[Task details]
Update the records by replacing "screenshot" with "image" and keeping all other text unchanged. Leave the pictures out of your answer.

[Stored dataset items]
▽

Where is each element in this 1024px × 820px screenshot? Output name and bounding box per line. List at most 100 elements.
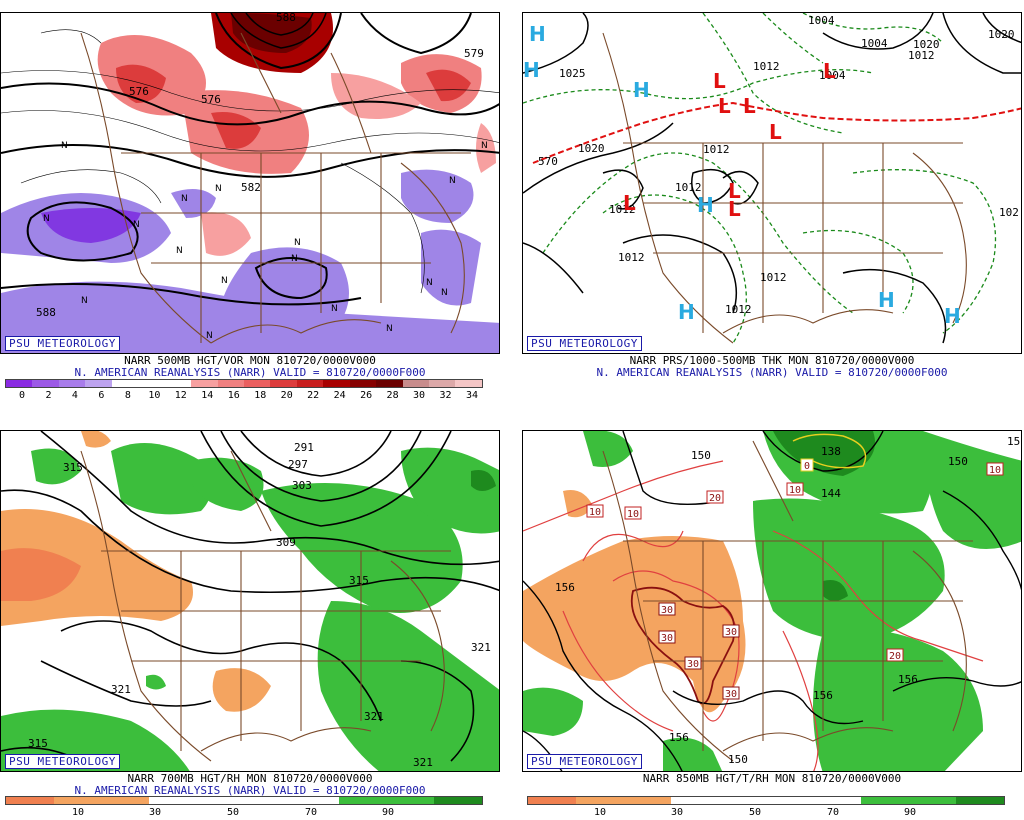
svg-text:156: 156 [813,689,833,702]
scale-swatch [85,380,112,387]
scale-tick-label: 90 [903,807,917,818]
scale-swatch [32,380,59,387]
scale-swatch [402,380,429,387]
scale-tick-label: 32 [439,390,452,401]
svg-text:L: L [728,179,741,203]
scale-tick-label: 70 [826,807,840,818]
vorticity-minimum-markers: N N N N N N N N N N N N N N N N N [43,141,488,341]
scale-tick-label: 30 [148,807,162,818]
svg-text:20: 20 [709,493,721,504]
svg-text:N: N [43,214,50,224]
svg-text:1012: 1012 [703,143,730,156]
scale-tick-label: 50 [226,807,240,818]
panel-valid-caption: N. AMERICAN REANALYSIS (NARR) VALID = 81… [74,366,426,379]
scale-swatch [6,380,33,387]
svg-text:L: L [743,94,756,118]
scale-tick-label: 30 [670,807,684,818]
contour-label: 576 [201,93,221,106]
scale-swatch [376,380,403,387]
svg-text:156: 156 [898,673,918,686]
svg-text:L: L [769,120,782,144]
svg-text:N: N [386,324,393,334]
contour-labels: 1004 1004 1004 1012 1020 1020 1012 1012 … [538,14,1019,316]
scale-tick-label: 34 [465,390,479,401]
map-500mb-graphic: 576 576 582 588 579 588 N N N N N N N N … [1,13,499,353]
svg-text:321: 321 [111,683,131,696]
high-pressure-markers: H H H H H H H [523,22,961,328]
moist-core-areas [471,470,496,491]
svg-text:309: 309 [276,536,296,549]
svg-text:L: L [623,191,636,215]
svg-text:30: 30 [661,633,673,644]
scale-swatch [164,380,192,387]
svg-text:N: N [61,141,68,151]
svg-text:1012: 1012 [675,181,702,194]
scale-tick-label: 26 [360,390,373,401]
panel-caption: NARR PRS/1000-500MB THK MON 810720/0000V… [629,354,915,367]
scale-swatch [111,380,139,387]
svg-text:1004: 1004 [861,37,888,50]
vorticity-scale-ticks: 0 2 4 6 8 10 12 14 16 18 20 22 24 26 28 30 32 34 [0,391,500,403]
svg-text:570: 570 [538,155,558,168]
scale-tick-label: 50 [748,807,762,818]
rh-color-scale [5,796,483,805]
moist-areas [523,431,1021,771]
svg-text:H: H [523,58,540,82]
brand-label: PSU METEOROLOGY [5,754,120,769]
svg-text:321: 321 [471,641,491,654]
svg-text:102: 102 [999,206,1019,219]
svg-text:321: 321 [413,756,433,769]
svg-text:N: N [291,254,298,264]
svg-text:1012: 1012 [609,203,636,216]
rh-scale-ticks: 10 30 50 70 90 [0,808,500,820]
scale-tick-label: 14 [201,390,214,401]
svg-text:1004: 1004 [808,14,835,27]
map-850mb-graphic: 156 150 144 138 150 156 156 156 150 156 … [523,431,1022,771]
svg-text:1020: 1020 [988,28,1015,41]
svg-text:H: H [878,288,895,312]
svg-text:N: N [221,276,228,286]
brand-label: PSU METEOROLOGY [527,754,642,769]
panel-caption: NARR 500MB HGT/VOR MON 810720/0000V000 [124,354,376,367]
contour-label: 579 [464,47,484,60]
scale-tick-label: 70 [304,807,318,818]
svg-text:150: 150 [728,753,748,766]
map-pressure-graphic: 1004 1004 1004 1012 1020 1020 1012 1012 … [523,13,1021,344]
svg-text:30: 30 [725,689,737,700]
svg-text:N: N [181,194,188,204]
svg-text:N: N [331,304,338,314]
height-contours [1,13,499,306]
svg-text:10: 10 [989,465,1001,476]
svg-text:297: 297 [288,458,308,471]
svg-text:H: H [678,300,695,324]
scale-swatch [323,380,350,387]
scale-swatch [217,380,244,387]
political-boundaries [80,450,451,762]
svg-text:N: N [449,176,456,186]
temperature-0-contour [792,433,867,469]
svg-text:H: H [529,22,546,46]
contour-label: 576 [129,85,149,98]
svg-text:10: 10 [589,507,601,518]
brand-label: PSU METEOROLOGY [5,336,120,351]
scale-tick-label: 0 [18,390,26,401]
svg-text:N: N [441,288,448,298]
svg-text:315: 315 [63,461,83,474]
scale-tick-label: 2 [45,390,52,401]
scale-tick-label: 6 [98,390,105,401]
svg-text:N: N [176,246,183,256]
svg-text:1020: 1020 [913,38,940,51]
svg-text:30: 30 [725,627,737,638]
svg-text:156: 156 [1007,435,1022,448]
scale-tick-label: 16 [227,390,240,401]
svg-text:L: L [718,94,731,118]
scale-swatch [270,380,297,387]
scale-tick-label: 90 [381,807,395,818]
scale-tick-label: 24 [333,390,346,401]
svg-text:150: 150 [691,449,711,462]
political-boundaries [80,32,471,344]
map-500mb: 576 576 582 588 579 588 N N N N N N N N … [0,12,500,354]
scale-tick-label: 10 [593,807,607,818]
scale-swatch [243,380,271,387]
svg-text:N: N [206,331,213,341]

△

[Solved exercise]
Where is each element in this 1024px × 820px image? Output name and bounding box per line. List at most 100 elements.
svg-text:156: 156 [813,689,833,702]
scale-swatch [85,380,112,387]
scale-tick-label: 90 [903,807,917,818]
scale-swatch [32,380,59,387]
scale-swatch [402,380,429,387]
scale-tick-label: 32 [439,390,452,401]
svg-text:L: L [728,179,741,203]
scale-tick-label: 70 [826,807,840,818]
vorticity-minimum-markers: N N N N N N N N N N N N N N N N N [43,141,488,341]
scale-tick-label: 30 [148,807,162,818]
svg-text:20: 20 [709,493,721,504]
svg-text:N: N [43,214,50,224]
svg-text:1012: 1012 [703,143,730,156]
scale-tick-label: 50 [226,807,240,818]
panel-valid-caption: N. AMERICAN REANALYSIS (NARR) VALID = 81… [74,366,426,379]
scale-swatch [6,380,33,387]
svg-text:L: L [743,94,756,118]
scale-tick-label: 30 [670,807,684,818]
contour-label: 576 [201,93,221,106]
scale-swatch [376,380,403,387]
svg-text:156: 156 [898,673,918,686]
svg-text:L: L [769,120,782,144]
svg-text:N: N [386,324,393,334]
contour-labels: 1004 1004 1004 1012 1020 1020 1012 1012 … [538,14,1019,316]
scale-tick-label: 34 [465,390,479,401]
map-500mb-graphic: 576 576 582 588 579 588 N N N N N N N N … [1,13,499,353]
svg-text:321: 321 [111,683,131,696]
high-pressure-markers: H H H H H H H [523,22,961,328]
moist-core-areas [471,470,496,491]
svg-text:309: 309 [276,536,296,549]
svg-text:L: L [623,191,636,215]
svg-text:30: 30 [661,633,673,644]
scale-swatch [164,380,192,387]
svg-text:N: N [61,141,68,151]
svg-text:1012: 1012 [675,181,702,194]
scale-tick-label: 26 [360,390,373,401]
panel-caption: NARR PRS/1000-500MB THK MON 810720/0000V… [629,354,915,367]
scale-swatch [111,380,139,387]
svg-text:1004: 1004 [861,37,888,50]
vorticity-scale-ticks: 0 2 4 6 8 10 12 14 16 18 20 22 24 26 28 30 32 34 [0,391,500,403]
svg-text:570: 570 [538,155,558,168]
scale-tick-label: 50 [748,807,762,818]
rh-color-scale [5,796,483,805]
moist-areas [523,431,1021,771]
svg-text:H: H [523,58,540,82]
brand-label: PSU METEOROLOGY [5,754,120,769]
svg-text:321: 321 [471,641,491,654]
svg-text:102: 102 [999,206,1019,219]
svg-text:321: 321 [413,756,433,769]
svg-text:N: N [291,254,298,264]
svg-text:1012: 1012 [609,203,636,216]
rh-scale-ticks: 10 30 50 70 90 [0,808,500,820]
scale-tick-label: 14 [201,390,214,401]
svg-text:1004: 1004 [808,14,835,27]
map-850mb-graphic: 156 150 144 138 150 156 156 156 150 156 … [523,431,1022,771]
svg-text:1020: 1020 [988,28,1015,41]
svg-text:H: H [878,288,895,312]
svg-text:N: N [221,276,228,286]
brand-label: PSU METEOROLOGY [527,754,642,769]
panel-caption: NARR 500MB HGT/VOR MON 810720/0000V000 [124,354,376,367]
contour-label: 579 [464,47,484,60]
scale-tick-label: 70 [304,807,318,818]
svg-text:150: 150 [728,753,748,766]
map-pressure-graphic: 1004 1004 1004 1012 1020 1020 1012 1012 … [523,13,1021,344]
svg-text:30: 30 [725,689,737,700]
svg-text:N: N [181,194,188,204]
svg-text:N: N [331,304,338,314]
height-contours [1,13,499,306]
svg-text:10: 10 [989,465,1001,476]
svg-text:297: 297 [288,458,308,471]
svg-text:H: H [678,300,695,324]
scale-swatch [323,380,350,387]
scale-swatch [217,380,244,387]
political-boundaries [80,450,451,762]
svg-text:N: N [449,176,456,186]
temperature-0-contour [792,433,867,469]
svg-text:H: H [529,22,546,46]
contour-label: 576 [129,85,149,98]
svg-text:10: 10 [589,507,601,518]
brand-label: PSU METEOROLOGY [5,336,120,351]
scale-tick-label: 0 [18,390,26,401]
svg-text:N: N [441,288,448,298]
svg-text:315: 315 [63,461,83,474]
scale-tick-label: 2 [45,390,52,401]
scale-tick-label: 6 [98,390,105,401]
svg-text:N: N [176,246,183,256]
svg-text:1020: 1020 [913,38,940,51]
svg-text:30: 30 [725,627,737,638]
svg-text:156: 156 [1007,435,1022,448]
scale-tick-label: 16 [227,390,240,401]
svg-text:L: L [718,94,731,118]
scale-swatch [270,380,297,387]
scale-tick-label: 90 [381,807,395,818]
scale-tick-label: 24 [333,390,346,401]
svg-text:150: 150 [691,449,711,462]
political-boundaries [80,32,471,344]
map-500mb: 576 576 582 588 579 588 N N N N N N N N … [0,12,500,354]
scale-tick-label: 10 [593,807,607,818]
scale-swatch [243,380,271,387]
svg-text:N: N [206,331,213,341]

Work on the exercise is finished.